Recorded data
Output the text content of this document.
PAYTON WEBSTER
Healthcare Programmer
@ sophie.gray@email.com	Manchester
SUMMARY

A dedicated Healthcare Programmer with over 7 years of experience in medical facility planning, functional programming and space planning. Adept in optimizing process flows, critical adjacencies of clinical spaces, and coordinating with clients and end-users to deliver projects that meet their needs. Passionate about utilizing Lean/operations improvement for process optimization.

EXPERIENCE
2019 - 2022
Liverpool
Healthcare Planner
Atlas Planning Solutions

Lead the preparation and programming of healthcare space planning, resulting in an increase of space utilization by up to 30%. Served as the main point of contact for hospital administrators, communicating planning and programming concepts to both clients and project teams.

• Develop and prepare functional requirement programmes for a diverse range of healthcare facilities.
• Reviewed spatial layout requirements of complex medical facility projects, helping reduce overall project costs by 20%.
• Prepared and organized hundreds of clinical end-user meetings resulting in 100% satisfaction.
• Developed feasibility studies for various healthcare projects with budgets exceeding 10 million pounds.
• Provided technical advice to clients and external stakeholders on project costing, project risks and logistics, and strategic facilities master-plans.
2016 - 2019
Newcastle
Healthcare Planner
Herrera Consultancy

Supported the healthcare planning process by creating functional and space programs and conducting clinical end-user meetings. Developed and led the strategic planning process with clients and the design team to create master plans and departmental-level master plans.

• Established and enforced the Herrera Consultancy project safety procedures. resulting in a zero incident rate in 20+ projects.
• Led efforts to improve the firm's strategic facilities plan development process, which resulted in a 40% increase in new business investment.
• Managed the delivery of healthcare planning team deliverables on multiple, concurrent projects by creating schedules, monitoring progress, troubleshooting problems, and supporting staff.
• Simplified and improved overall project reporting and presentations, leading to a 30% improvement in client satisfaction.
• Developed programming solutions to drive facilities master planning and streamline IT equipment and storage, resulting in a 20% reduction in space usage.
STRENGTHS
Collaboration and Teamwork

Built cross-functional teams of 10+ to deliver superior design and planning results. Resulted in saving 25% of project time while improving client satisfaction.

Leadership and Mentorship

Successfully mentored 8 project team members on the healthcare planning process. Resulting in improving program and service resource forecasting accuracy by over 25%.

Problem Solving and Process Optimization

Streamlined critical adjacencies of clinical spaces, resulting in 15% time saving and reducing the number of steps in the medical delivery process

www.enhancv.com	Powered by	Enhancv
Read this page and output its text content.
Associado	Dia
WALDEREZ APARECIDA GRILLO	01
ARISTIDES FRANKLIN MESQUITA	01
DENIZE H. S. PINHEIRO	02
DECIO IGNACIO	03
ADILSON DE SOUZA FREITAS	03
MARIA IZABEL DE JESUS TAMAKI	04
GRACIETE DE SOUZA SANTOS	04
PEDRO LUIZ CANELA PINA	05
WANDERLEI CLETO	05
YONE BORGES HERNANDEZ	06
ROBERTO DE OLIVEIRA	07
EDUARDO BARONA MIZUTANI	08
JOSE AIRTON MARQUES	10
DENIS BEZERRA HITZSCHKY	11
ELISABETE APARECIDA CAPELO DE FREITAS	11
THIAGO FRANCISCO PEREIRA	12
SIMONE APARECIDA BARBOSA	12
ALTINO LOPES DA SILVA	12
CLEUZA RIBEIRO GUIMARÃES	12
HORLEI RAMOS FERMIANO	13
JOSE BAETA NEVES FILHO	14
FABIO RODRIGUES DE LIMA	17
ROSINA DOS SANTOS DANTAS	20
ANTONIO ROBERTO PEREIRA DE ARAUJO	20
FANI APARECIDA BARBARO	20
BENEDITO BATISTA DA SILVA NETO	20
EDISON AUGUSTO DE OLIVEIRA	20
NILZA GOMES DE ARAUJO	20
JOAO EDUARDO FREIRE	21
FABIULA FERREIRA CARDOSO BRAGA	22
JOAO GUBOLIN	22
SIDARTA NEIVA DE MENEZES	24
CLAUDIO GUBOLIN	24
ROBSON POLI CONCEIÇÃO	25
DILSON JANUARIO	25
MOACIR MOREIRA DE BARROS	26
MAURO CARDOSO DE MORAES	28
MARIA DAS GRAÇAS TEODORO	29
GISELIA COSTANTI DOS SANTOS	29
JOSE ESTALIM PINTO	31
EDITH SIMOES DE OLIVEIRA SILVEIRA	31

** WRITTEN REQUEST **
From the entries above, extract every line where the word "SOUZA" appears.

** THE SOLUTION **
ADILSON DE SOUZA FREITAS	03
GRACIETE DE SOUZA SANTOS	04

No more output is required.